What you are asked to do. Your job is to return each record exactly, minus any pictures.

Raw data.
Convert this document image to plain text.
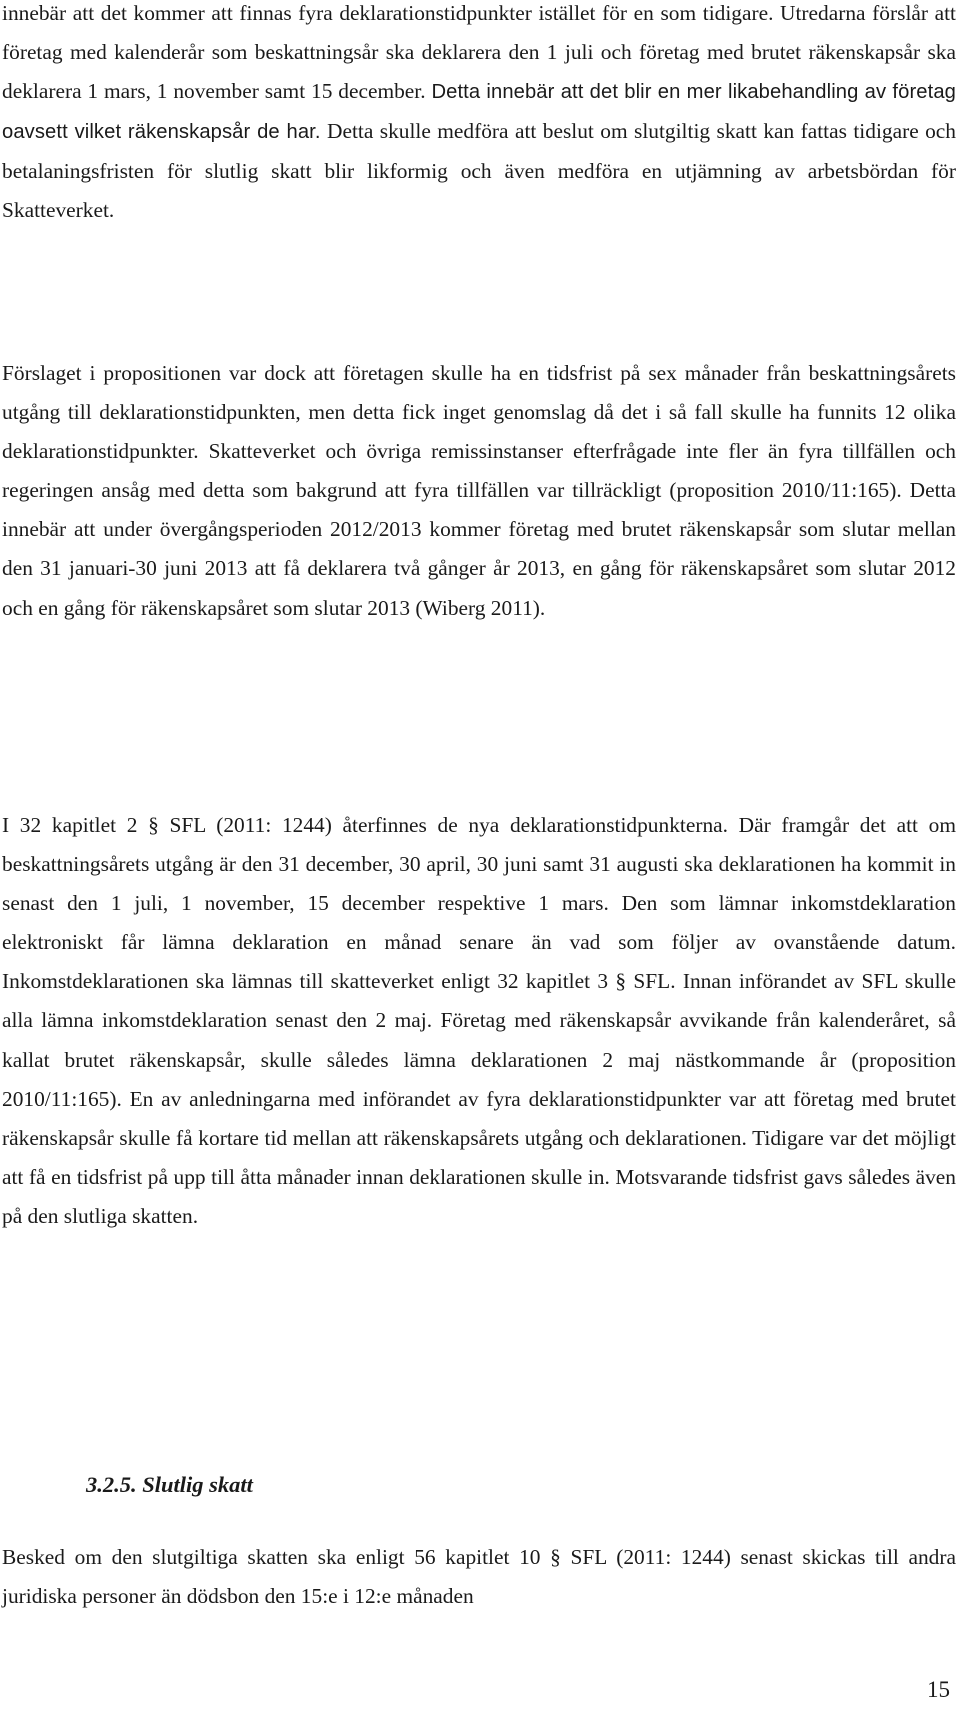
innebär att det kommer att finnas fyra deklarationstidpunkter istället för en som tidigare. Utredarna förslår att företag med kalenderår som beskattningsår ska deklarera den 1 juli och företag med brutet räkenskapsår ska deklarera 1 mars, 1 november samt 15 december. Detta innebär att det blir en mer likabehandling av företag oavsett vilket räkenskapsår de har. Detta skulle medföra att beslut om slutgiltig skatt kan fattas tidigare och betalaningsfristen för slutlig skatt blir likformig och även medföra en utjämning av arbetsbördan för Skatteverket.

Förslaget i propositionen var dock att företagen skulle ha en tidsfrist på sex månader från beskattningsårets utgång till deklarationstidpunkten, men detta fick inget genomslag då det i så fall skulle ha funnits 12 olika deklarationstidpunkter. Skatteverket och övriga remissinstanser efterfrågade inte fler än fyra tillfällen och regeringen ansåg med detta som bakgrund att fyra tillfällen var tillräckligt (proposition 2010/11:165). Detta innebär att under övergångsperioden 2012/2013 kommer företag med brutet räkenskapsår som slutar mellan den 31 januari-30 juni 2013 att få deklarera två gånger år 2013, en gång för räkenskapsåret som slutar 2012 och en gång för räkenskapsåret som slutar 2013 (Wiberg 2011).

I 32 kapitlet 2 § SFL (2011: 1244) återfinnes de nya deklarationstidpunkterna. Där framgår det att om beskattningsårets utgång är den 31 december, 30 april, 30 juni samt 31 augusti ska deklarationen ha kommit in senast den 1 juli, 1 november, 15 december respektive 1 mars. Den som lämnar inkomstdeklaration elektroniskt får lämna deklaration en månad senare än vad som följer av ovanstående datum. Inkomstdeklarationen ska lämnas till skatteverket enligt 32 kapitlet 3 § SFL. Innan införandet av SFL skulle alla lämna inkomstdeklaration senast den 2 maj. Företag med räkenskapsår avvikande från kalenderåret, så kallat brutet räkenskapsår, skulle således lämna deklarationen 2 maj nästkommande år (proposition 2010/11:165). En av anledningarna med införandet av fyra deklarationstidpunkter var att företag med brutet räkenskapsår skulle få kortare tid mellan att räkenskapsårets utgång och deklarationen. Tidigare var det möjligt att få en tidsfrist på upp till åtta månader innan deklarationen skulle in. Motsvarande tidsfrist gavs således även på den slutliga skatten.

3.2.5. Slutlig skatt

Besked om den slutgiltiga skatten ska enligt 56 kapitlet 10 § SFL (2011: 1244) senast skickas till andra juridiska personer än dödsbon den 15:e i 12:e månaden

15
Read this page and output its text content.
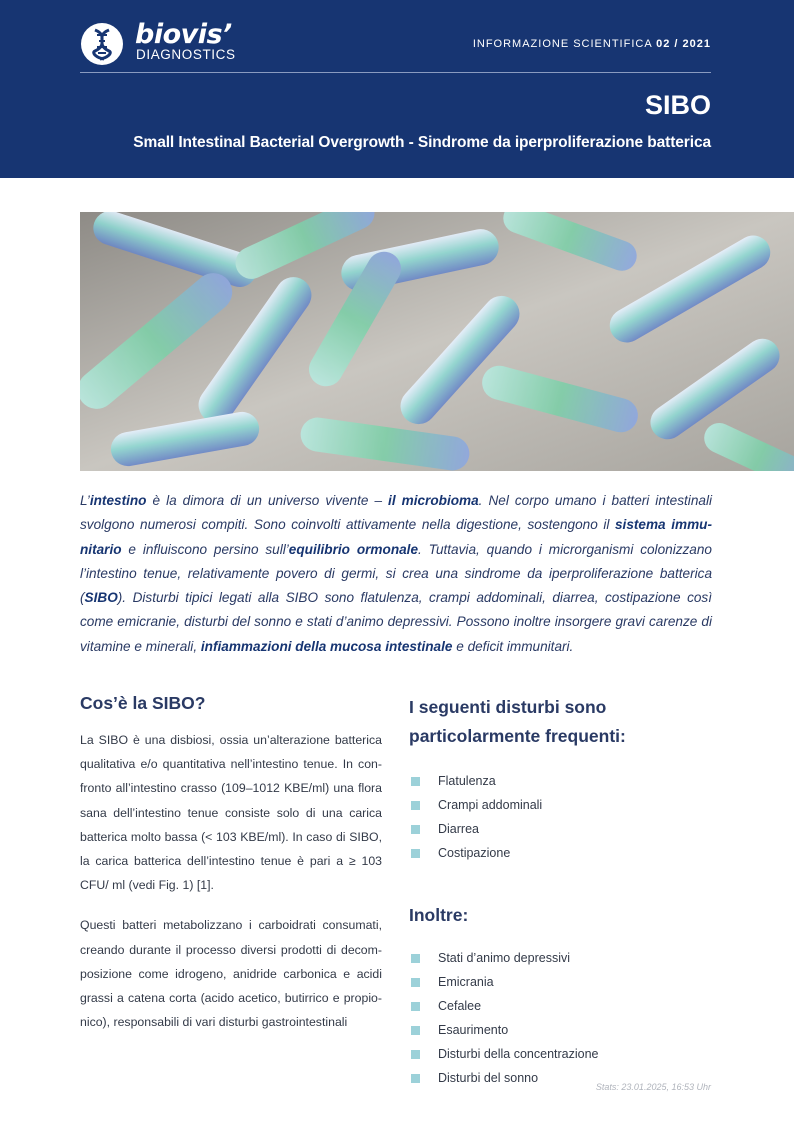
biovis’
DIAGNOSTICS
INFORMAZIONE SCIENTIFICA 02 / 2021
SIBO
Small Intestinal Bacterial Overgrowth - Sindrome da iperproliferazione batterica
L’intestino è la dimora di un universo vivente – il microbioma. Nel corpo umano i batteri intestinali svolgono numerosi compiti. Sono coinvolti attivamente nella digestione, sostengono il sistema immunitario e influiscono persino sull’equilibrio ormonale. Tuttavia, quando i microrganismi colonizzano l’intestino tenue, relativamente povero di germi, si crea una sindrome da iperproliferazione batterica (SIBO). Disturbi tipici legati alla SIBO sono flatulenza, crampi addominali, diarrea, costipazione così come emicranie, disturbi del sonno e stati d’animo depressivi. Possono inoltre insorgere gravi carenze di vitamine e minerali, infiammazioni della mucosa intestinale e deficit immunitari.
Cos’è la SIBO?

La SIBO è una disbiosi, ossia un’alterazione batterica qualitativa e/o quantitativa nell’intestino tenue. In confronto all’intestino crasso (109–1012 KBE/ml) una flora sana dell’intestino tenue consiste solo di una carica batterica molto bassa (< 103 KBE/ml). In caso di SIBO, la carica batterica dell’intestino tenue è pari a ≥ 103 CFU/ ml (vedi Fig. 1) [1].

Questi batteri metabolizzano i carboidrati consumati, creando durante il processo diversi prodotti di decomposizione come idrogeno, anidride carbonica e acidi grassi a catena corta (acido acetico, butirrico e propionico), responsabili di vari disturbi gastrointestinali

I seguenti disturbi sono particolarmente frequenti:
Flatulenza
Crampi addominali
Diarrea
Costipazione
Inoltre:
Stati d’animo depressivi
Emicrania
Cefalee
Esaurimento
Disturbi della concentrazione
Disturbi del sonno
Stats: 23.01.2025, 16:53 Uhr
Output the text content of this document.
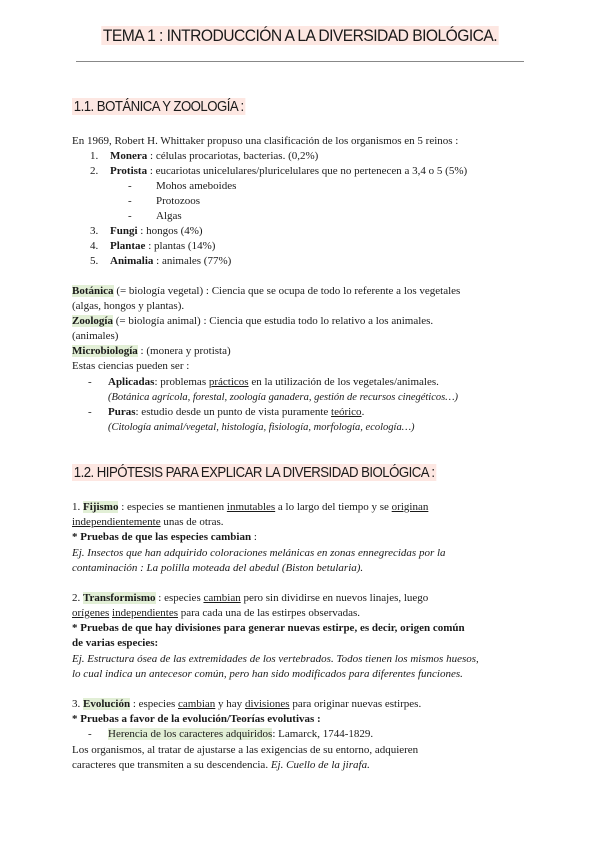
TEMA 1 : INTRODUCCIÓN A LA DIVERSIDAD BIOLÓGICA.
1.1. BOTÁNICA Y ZOOLOGÍA :
En 1969, Robert H. Whittaker propuso una clasificación de los organismos en 5 reinos :
1. Monera : células procariotas, bacterias. (0,2%)
2. Protista : eucariotas unicelulares/pluricelulares que no pertenecen a 3,4 o 5 (5%)
- Mohos ameboides
- Protozoos
- Algas
3. Fungi : hongos (4%)
4. Plantae : plantas (14%)
5. Animalia : animales (77%)
Botánica (= biología vegetal) : Ciencia que se ocupa de todo lo referente a los vegetales
(algas, hongos y plantas).
Zoología (= biología animal) : Ciencia que estudia todo lo relativo a los animales.
(animales)
Microbiología : (monera y protista)
Estas ciencias pueden ser :
- Aplicadas: problemas prácticos en la utilización de los vegetales/animales.
(Botánica agrícola, forestal, zoología ganadera, gestión de recursos cinegéticos…)
- Puras: estudio desde un punto de vista puramente teórico.
(Citología animal/vegetal, histología, fisiología, morfología, ecología…)
1.2. HIPÓTESIS PARA EXPLICAR LA DIVERSIDAD BIOLÓGICA :
1. Fijismo : especies se mantienen inmutables a lo largo del tiempo y se originan
independientemente unas de otras.
* Pruebas de que las especies cambian :
Ej. Insectos que han adquirido coloraciones melánicas en zonas ennegrecidas por la
contaminación : La polilla moteada del abedul (Biston betularia).
2. Transformismo : especies cambian pero sin dividirse en nuevos linajes, luego
orígenes independientes para cada una de las estirpes observadas.
* Pruebas de que hay divisiones para generar nuevas estirpe, es decir, origen común
de varias especies:
Ej. Estructura ósea de las extremidades de los vertebrados. Todos tienen los mismos huesos,
lo cual indica un antecesor común, pero han sido modificados para diferentes funciones.
3. Evolución : especies cambian y hay divisiones para originar nuevas estirpes.
* Pruebas a favor de la evolución/Teorías evolutivas :
- Herencia de los caracteres adquiridos: Lamarck, 1744-1829.
Los organismos, al tratar de ajustarse a las exigencias de su entorno, adquieren
caracteres que transmiten a su descendencia. Ej. Cuello de la jirafa.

Result below.
Convert this document image to plain text.
innebär att det kommer att finnas fyra deklarationstidpunkter istället för en som tidigare. Utredarna förslår att företag med kalenderår som beskattningsår ska deklarera den 1 juli och företag med brutet räkenskapsår ska deklarera 1 mars, 1 november samt 15 december. Detta innebär att det blir en mer likabehandling av företag oavsett vilket räkenskapsår de har. Detta skulle medföra att beslut om slutgiltig skatt kan fattas tidigare och betalaningsfristen för slutlig skatt blir likformig och även medföra en utjämning av arbetsbördan för Skatteverket.

Förslaget i propositionen var dock att företagen skulle ha en tidsfrist på sex månader från beskattningsårets utgång till deklarationstidpunkten, men detta fick inget genomslag då det i så fall skulle ha funnits 12 olika deklarationstidpunkter. Skatteverket och övriga remissinstanser efterfrågade inte fler än fyra tillfällen och regeringen ansåg med detta som bakgrund att fyra tillfällen var tillräckligt (proposition 2010/11:165). Detta innebär att under övergångsperioden 2012/2013 kommer företag med brutet räkenskapsår som slutar mellan den 31 januari-30 juni 2013 att få deklarera två gånger år 2013, en gång för räkenskapsåret som slutar 2012 och en gång för räkenskapsåret som slutar 2013 (Wiberg 2011).

I 32 kapitlet 2 § SFL (2011: 1244) återfinnes de nya deklarationstidpunkterna. Där framgår det att om beskattningsårets utgång är den 31 december, 30 april, 30 juni samt 31 augusti ska deklarationen ha kommit in senast den 1 juli, 1 november, 15 december respektive 1 mars. Den som lämnar inkomstdeklaration elektroniskt får lämna deklaration en månad senare än vad som följer av ovanstående datum. Inkomstdeklarationen ska lämnas till skatteverket enligt 32 kapitlet 3 § SFL. Innan införandet av SFL skulle alla lämna inkomstdeklaration senast den 2 maj. Företag med räkenskapsår avvikande från kalenderåret, så kallat brutet räkenskapsår, skulle således lämna deklarationen 2 maj nästkommande år (proposition 2010/11:165). En av anledningarna med införandet av fyra deklarationstidpunkter var att företag med brutet räkenskapsår skulle få kortare tid mellan att räkenskapsårets utgång och deklarationen. Tidigare var det möjligt att få en tidsfrist på upp till åtta månader innan deklarationen skulle in. Motsvarande tidsfrist gavs således även på den slutliga skatten.

3.2.5. Slutlig skatt

Besked om den slutgiltiga skatten ska enligt 56 kapitlet 10 § SFL (2011: 1244) senast skickas till andra juridiska personer än dödsbon den 15:e i 12:e månaden

15
Read this page and output its text content.
biovis’
DIAGNOSTICS
INFORMAZIONE SCIENTIFICA 02 / 2021
SIBO
Small Intestinal Bacterial Overgrowth - Sindrome da iperproliferazione batterica
L’intestino è la dimora di un universo vivente – il microbioma. Nel corpo umano i batteri intestinali svolgono numerosi compiti. Sono coinvolti attivamente nella digestione, sostengono il sistema immunitario e influiscono persino sull’equilibrio ormonale. Tuttavia, quando i microrganismi colonizzano l’intestino tenue, relativamente povero di germi, si crea una sindrome da iperproliferazione batterica (SIBO). Disturbi tipici legati alla SIBO sono flatulenza, crampi addominali, diarrea, costipazione così come emicranie, disturbi del sonno e stati d’animo depressivi. Possono inoltre insorgere gravi carenze di vitamine e minerali, infiammazioni della mucosa intestinale e deficit immunitari.
Cos’è la SIBO?

La SIBO è una disbiosi, ossia un’alterazione batterica qualitativa e/o quantitativa nell’intestino tenue. In confronto all’intestino crasso (109–1012 KBE/ml) una flora sana dell’intestino tenue consiste solo di una carica batterica molto bassa (< 103 KBE/ml). In caso di SIBO, la carica batterica dell’intestino tenue è pari a ≥ 103 CFU/ ml (vedi Fig. 1) [1].

Questi batteri metabolizzano i carboidrati consumati, creando durante il processo diversi prodotti di decomposizione come idrogeno, anidride carbonica e acidi grassi a catena corta (acido acetico, butirrico e propionico), responsabili di vari disturbi gastrointestinali

I seguenti disturbi sono particolarmente frequenti:
Flatulenza
Crampi addominali
Diarrea
Costipazione
Inoltre:
Stati d’animo depressivi
Emicrania
Cefalee
Esaurimento
Disturbi della concentrazione
Disturbi del sonno
Stats: 23.01.2025, 16:53 Uhr
Output the text content of this document.
TEMA 1 : INTRODUCCIÓN A LA DIVERSIDAD BIOLÓGICA.
1.1. BOTÁNICA Y ZOOLOGÍA :
En 1969, Robert H. Whittaker propuso una clasificación de los organismos en 5 reinos :
1. Monera : células procariotas, bacterias. (0,2%)
2. Protista : eucariotas unicelulares/pluricelulares que no pertenecen a 3,4 o 5 (5%)
- Mohos ameboides
- Protozoos
- Algas
3. Fungi : hongos (4%)
4. Plantae : plantas (14%)
5. Animalia : animales (77%)
Botánica (= biología vegetal) : Ciencia que se ocupa de todo lo referente a los vegetales
(algas, hongos y plantas).
Zoología (= biología animal) : Ciencia que estudia todo lo relativo a los animales.
(animales)
Microbiología : (monera y protista)
Estas ciencias pueden ser :
- Aplicadas: problemas prácticos en la utilización de los vegetales/animales.
(Botánica agrícola, forestal, zoología ganadera, gestión de recursos cinegéticos…)
- Puras: estudio desde un punto de vista puramente teórico.
(Citología animal/vegetal, histología, fisiología, morfología, ecología…)
1.2. HIPÓTESIS PARA EXPLICAR LA DIVERSIDAD BIOLÓGICA :
1. Fijismo : especies se mantienen inmutables a lo largo del tiempo y se originan
independientemente unas de otras.
* Pruebas de que las especies cambian :
Ej. Insectos que han adquirido coloraciones melánicas en zonas ennegrecidas por la
contaminación : La polilla moteada del abedul (Biston betularia).
2. Transformismo : especies cambian pero sin dividirse en nuevos linajes, luego
orígenes independientes para cada una de las estirpes observadas.
* Pruebas de que hay divisiones para generar nuevas estirpe, es decir, origen común
de varias especies:
Ej. Estructura ósea de las extremidades de los vertebrados. Todos tienen los mismos huesos,
lo cual indica un antecesor común, pero han sido modificados para diferentes funciones.
3. Evolución : especies cambian y hay divisiones para originar nuevas estirpes.
* Pruebas a favor de la evolución/Teorías evolutivas :
- Herencia de los caracteres adquiridos: Lamarck, 1744-1829.
Los organismos, al tratar de ajustarse a las exigencias de su entorno, adquieren
caracteres que transmiten a su descendencia. Ej. Cuello de la jirafa.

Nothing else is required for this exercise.